● **Texto citado**:
• • • •

Coreografías sobre la lava

12/08/2019

La grancanaria Cristina Pérez es la responsable de las emocionantes coreografías que en transcurso de la producción César Manrique, el musical aligerarán la dimensión dramática dibujando sobre el escenario todo el poder cautivador del lenguaje con el que es capaz de expresarse el cuerpo. La propia Pérez, con su equipo integrado por José A. Díaz, Francisco Santana, Ione Díaz, Eva Álvarez y Sofía Silva, constituye el cuerpo de baile del elenco artístico del citado musical, que entra en su recta final de ensayos, antes de ser estrenado el próximo día 12 de septiembre, en el teatro Pérez Galdós de la capital grancanaria.

• • • •

● **Tarea propuesta**:
Edita la nota sobre las coreografías del musical: reproduce el fragmento entre "Coreografías sobre la" y "la capital grancanaria.", ambos incluidos, y sustituye "emocionantes" por "vibrantes". Las entradas no son necesarias para resolver el ejercicio.

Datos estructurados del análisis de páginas
• • • •

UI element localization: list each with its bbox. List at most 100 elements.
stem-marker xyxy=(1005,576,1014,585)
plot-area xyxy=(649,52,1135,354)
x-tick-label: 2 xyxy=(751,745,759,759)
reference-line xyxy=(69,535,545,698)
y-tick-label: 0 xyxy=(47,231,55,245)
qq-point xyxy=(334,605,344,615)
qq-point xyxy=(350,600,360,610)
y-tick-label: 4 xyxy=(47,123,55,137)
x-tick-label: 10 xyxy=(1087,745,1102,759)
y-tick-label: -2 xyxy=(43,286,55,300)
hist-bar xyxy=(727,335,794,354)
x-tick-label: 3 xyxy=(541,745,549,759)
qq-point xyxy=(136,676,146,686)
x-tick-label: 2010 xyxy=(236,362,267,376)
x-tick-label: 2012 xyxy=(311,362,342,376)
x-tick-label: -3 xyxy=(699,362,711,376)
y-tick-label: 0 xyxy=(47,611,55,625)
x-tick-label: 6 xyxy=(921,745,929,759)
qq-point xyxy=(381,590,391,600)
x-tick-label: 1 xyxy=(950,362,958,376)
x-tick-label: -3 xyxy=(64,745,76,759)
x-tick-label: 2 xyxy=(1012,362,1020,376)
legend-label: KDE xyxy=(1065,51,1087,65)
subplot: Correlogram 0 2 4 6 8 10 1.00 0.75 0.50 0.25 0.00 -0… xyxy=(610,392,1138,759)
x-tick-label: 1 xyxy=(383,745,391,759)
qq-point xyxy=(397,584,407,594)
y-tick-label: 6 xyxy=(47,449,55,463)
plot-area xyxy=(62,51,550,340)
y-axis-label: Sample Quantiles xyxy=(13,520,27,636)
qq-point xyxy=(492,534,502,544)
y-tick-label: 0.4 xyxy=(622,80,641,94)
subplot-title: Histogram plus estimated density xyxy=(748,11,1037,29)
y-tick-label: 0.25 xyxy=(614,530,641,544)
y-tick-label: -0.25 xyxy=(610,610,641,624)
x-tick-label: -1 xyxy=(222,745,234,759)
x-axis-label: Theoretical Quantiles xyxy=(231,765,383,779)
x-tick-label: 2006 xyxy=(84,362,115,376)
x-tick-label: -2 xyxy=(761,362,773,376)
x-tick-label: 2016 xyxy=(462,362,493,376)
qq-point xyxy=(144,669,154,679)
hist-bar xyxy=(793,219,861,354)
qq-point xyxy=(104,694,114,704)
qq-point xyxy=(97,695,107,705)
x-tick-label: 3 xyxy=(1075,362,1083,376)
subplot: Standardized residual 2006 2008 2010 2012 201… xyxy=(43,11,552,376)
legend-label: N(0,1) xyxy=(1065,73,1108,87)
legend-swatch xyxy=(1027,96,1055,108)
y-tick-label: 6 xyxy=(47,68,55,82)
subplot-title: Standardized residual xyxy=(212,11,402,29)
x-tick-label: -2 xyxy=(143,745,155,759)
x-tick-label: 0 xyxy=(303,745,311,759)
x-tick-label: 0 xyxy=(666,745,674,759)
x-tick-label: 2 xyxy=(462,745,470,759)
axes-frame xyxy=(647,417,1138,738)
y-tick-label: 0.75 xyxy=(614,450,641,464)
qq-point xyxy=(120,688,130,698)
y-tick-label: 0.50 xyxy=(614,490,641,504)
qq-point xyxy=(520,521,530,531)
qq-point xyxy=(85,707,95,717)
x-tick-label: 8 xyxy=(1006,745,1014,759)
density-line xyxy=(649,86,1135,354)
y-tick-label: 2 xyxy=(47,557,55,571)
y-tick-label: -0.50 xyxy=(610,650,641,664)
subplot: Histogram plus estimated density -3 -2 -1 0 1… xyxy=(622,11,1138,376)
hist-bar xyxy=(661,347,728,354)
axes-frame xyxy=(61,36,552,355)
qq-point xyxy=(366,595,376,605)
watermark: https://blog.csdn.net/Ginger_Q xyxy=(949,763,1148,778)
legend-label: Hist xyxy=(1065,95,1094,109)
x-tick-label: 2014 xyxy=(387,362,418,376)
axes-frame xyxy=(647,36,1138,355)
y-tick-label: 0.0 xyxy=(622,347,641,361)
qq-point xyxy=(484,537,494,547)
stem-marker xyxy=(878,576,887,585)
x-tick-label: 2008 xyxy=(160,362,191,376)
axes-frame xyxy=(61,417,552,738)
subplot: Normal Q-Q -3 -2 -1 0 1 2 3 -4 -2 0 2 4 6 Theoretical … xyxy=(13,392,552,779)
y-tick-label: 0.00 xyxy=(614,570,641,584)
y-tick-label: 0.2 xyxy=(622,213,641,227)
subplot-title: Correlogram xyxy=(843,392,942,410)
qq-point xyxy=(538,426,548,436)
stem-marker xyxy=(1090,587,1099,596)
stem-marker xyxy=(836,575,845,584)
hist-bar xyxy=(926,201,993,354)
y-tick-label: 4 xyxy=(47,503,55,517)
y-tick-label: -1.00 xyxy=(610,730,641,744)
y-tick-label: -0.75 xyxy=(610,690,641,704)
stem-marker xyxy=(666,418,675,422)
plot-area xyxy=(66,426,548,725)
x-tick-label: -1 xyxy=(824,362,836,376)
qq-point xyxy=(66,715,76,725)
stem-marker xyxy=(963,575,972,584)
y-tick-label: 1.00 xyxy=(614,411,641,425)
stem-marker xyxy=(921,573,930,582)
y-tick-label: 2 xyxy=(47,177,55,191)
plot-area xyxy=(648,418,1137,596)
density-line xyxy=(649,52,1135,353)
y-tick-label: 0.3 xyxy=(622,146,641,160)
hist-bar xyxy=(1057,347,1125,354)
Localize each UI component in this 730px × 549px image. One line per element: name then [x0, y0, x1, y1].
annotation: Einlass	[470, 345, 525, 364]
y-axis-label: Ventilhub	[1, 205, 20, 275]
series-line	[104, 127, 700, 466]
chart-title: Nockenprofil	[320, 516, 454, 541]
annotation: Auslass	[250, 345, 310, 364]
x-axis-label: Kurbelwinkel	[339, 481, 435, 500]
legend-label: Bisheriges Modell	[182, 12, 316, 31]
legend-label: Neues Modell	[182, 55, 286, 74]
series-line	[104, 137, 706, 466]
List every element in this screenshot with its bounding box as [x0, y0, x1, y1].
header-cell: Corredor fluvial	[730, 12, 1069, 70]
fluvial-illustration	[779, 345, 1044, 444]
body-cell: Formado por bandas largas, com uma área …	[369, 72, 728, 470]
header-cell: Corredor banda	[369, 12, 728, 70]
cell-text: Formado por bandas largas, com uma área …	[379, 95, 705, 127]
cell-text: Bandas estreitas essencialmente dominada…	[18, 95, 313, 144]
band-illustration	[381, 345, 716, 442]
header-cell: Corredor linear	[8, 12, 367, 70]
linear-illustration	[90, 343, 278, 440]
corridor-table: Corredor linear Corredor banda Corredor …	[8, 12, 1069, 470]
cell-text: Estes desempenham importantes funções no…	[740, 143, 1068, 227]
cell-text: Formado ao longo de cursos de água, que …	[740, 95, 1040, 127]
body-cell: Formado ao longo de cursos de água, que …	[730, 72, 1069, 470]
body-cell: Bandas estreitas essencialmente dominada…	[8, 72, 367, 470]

• • • •

● **Solución desarrollada**:
Coreografías sobre la lava

12/08/2019

La grancanaria Cristina Pérez es la responsable de las vibrantes coreografías que en transcurso de la producción César Manrique, el musical aligerarán la dimensión dramática dibujando sobre el escenario todo el poder cautivador del lenguaje con el que es capaz de expresarse el cuerpo. La propia Pérez, con su equipo integrado por José A. Díaz, Francisco Santana, Ione Díaz, Eva Álvarez y Sofía Silva, constituye el cuerpo de baile del elenco artístico del citado musical, que entra en su recta final de ensayos, antes de ser estrenado el próximo día 12 de septiembre, en el teatro Pérez Galdós de la capital grancanaria.